INSTRUCTIONS FOR THE TASK
Reproduce exactly, with no other output, every line of the data below from the line containing "OCR this image." to the end, inclusive.
--- Begin RECORD LIST ---
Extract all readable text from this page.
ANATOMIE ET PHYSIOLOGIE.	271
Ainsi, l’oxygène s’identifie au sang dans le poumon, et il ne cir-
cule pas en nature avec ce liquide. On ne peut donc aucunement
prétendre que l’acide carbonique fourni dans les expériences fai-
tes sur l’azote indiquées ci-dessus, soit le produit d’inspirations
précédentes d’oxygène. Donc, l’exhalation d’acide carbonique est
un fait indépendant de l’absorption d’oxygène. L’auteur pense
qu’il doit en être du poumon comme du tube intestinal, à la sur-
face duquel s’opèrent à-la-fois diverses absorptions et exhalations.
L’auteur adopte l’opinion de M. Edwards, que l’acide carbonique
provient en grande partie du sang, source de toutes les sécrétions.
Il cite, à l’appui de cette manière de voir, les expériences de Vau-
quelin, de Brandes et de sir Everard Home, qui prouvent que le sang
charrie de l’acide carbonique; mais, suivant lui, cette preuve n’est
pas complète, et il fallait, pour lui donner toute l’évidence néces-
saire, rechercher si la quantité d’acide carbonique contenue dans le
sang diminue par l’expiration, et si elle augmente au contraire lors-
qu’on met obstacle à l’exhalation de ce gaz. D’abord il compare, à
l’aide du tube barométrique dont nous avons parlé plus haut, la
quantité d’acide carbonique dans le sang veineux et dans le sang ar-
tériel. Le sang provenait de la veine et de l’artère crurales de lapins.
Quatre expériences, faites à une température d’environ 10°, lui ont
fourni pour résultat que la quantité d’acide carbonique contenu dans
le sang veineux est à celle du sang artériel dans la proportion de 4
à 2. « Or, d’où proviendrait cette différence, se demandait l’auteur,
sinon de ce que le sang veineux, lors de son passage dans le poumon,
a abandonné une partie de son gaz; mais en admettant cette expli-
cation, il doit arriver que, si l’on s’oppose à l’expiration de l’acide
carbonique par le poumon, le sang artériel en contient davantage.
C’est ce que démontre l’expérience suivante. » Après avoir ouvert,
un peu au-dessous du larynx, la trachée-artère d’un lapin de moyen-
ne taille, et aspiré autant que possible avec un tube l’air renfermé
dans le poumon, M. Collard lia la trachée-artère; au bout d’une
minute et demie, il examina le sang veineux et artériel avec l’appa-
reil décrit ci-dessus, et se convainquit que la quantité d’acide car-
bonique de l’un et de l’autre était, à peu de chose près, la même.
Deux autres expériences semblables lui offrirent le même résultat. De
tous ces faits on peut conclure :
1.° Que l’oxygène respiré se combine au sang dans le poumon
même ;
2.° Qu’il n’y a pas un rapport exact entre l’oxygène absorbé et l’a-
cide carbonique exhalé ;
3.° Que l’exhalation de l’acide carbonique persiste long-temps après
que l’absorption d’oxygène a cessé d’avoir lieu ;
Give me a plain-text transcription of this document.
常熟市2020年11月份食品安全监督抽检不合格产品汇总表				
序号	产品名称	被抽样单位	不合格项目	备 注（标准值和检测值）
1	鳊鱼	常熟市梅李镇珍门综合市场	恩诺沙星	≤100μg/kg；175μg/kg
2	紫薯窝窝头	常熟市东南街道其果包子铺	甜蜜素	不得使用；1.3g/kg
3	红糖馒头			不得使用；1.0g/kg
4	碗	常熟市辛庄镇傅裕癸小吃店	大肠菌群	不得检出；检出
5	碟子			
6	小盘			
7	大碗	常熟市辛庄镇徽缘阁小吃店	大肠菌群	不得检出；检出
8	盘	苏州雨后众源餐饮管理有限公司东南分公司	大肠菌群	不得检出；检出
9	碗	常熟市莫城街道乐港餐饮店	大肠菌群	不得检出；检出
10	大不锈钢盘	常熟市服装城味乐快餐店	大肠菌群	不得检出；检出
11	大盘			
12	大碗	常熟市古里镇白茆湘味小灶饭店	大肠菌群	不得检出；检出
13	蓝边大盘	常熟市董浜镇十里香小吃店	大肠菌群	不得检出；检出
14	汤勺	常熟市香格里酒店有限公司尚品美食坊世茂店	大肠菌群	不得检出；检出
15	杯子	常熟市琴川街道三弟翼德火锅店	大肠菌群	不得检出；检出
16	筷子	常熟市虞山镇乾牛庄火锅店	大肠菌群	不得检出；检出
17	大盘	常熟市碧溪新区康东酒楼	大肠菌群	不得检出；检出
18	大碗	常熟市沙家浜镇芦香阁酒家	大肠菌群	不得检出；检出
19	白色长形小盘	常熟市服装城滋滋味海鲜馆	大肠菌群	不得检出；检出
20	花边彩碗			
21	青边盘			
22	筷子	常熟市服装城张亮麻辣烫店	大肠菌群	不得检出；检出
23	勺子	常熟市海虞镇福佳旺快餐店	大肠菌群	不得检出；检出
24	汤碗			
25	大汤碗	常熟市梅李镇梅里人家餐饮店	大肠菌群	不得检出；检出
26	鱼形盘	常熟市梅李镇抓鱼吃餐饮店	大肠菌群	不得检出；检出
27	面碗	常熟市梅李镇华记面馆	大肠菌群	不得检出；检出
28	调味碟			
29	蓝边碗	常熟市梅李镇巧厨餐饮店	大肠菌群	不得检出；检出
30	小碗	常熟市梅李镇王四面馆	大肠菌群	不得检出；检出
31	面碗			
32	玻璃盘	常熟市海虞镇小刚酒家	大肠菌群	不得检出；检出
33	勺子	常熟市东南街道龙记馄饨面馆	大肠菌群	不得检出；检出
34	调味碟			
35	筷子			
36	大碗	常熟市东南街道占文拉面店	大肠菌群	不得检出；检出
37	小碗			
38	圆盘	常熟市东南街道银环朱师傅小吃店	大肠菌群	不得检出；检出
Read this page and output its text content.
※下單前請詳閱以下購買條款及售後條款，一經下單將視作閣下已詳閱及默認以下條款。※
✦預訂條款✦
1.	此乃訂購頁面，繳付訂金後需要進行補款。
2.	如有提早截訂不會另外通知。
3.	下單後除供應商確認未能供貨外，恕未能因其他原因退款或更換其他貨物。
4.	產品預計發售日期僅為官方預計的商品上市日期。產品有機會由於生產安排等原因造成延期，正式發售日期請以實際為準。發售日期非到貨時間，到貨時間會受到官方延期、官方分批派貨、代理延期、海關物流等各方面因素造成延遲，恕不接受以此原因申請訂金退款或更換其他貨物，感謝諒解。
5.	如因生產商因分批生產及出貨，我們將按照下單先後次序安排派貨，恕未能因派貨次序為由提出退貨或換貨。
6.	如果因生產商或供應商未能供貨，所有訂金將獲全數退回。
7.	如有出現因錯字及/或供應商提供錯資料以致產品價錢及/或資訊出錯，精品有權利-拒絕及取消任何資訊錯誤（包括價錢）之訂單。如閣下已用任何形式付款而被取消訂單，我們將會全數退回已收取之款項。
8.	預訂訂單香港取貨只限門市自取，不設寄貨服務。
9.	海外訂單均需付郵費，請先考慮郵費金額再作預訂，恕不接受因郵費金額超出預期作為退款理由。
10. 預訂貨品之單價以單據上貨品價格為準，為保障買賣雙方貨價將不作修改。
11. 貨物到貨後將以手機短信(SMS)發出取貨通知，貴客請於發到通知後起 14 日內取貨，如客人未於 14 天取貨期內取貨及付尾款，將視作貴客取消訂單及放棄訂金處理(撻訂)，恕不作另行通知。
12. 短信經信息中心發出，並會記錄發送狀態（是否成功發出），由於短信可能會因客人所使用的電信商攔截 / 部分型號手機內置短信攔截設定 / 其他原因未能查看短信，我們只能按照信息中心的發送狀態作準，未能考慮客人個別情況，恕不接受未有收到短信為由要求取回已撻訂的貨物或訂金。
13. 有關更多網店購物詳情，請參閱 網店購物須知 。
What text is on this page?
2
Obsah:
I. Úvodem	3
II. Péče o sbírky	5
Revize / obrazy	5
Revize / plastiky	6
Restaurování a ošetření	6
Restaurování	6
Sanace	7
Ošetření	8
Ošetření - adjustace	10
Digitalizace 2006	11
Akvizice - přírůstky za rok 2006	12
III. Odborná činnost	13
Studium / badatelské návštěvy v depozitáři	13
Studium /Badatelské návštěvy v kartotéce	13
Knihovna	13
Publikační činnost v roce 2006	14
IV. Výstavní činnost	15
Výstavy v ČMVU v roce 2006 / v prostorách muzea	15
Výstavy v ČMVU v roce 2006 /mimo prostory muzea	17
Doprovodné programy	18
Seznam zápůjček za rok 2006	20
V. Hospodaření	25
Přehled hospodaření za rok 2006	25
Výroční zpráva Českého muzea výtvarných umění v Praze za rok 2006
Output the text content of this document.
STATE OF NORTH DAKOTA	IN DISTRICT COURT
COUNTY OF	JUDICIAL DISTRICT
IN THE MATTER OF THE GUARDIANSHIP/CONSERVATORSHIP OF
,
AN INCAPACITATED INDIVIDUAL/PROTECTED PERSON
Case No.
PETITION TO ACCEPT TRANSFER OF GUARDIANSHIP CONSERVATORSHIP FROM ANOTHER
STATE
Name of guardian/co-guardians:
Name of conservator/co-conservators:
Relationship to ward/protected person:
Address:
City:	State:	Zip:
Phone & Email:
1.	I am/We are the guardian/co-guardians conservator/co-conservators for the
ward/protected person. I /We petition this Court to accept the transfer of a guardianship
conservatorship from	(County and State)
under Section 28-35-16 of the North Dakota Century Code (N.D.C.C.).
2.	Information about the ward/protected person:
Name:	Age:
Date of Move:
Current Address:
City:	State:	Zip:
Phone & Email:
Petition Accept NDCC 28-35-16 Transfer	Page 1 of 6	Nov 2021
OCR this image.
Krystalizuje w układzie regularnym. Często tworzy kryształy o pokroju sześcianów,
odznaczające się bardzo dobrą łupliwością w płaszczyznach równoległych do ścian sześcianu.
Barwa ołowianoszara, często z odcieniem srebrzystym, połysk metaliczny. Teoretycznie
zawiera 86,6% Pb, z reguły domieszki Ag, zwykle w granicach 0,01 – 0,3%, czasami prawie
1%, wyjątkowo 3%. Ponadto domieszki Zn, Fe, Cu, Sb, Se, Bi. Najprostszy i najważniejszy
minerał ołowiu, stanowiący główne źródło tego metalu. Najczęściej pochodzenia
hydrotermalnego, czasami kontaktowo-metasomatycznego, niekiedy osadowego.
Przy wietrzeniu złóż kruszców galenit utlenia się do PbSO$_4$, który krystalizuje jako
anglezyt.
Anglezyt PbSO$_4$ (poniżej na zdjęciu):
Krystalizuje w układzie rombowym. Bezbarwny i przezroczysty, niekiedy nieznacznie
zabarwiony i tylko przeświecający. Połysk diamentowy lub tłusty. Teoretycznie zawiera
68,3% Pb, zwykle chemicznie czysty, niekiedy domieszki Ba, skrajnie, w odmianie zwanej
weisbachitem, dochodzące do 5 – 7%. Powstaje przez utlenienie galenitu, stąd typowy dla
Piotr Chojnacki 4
--- End RECORD LIST ---
WRITTEN ANSWER
OCR this image.
Krystalizuje w układzie regularnym. Często tworzy kryształy o pokroju sześcianów,
odznaczające się bardzo dobrą łupliwością w płaszczyznach równoległych do ścian sześcianu.
Barwa ołowianoszara, często z odcieniem srebrzystym, połysk metaliczny. Teoretycznie
zawiera 86,6% Pb, z reguły domieszki Ag, zwykle w granicach 0,01 – 0,3%, czasami prawie
1%, wyjątkowo 3%. Ponadto domieszki Zn, Fe, Cu, Sb, Se, Bi. Najprostszy i najważniejszy
minerał ołowiu, stanowiący główne źródło tego metalu. Najczęściej pochodzenia
hydrotermalnego, czasami kontaktowo-metasomatycznego, niekiedy osadowego.
Przy wietrzeniu złóż kruszców galenit utlenia się do PbSO$_4$, który krystalizuje jako
anglezyt.
Anglezyt PbSO$_4$ (poniżej na zdjęciu):
Krystalizuje w układzie rombowym. Bezbarwny i przezroczysty, niekiedy nieznacznie
zabarwiony i tylko przeświecający. Połysk diamentowy lub tłusty. Teoretycznie zawiera
68,3% Pb, zwykle chemicznie czysty, niekiedy domieszki Ba, skrajnie, w odmianie zwanej
weisbachitem, dochodzące do 5 – 7%. Powstaje przez utlenienie galenitu, stąd typowy dla
Piotr Chojnacki 4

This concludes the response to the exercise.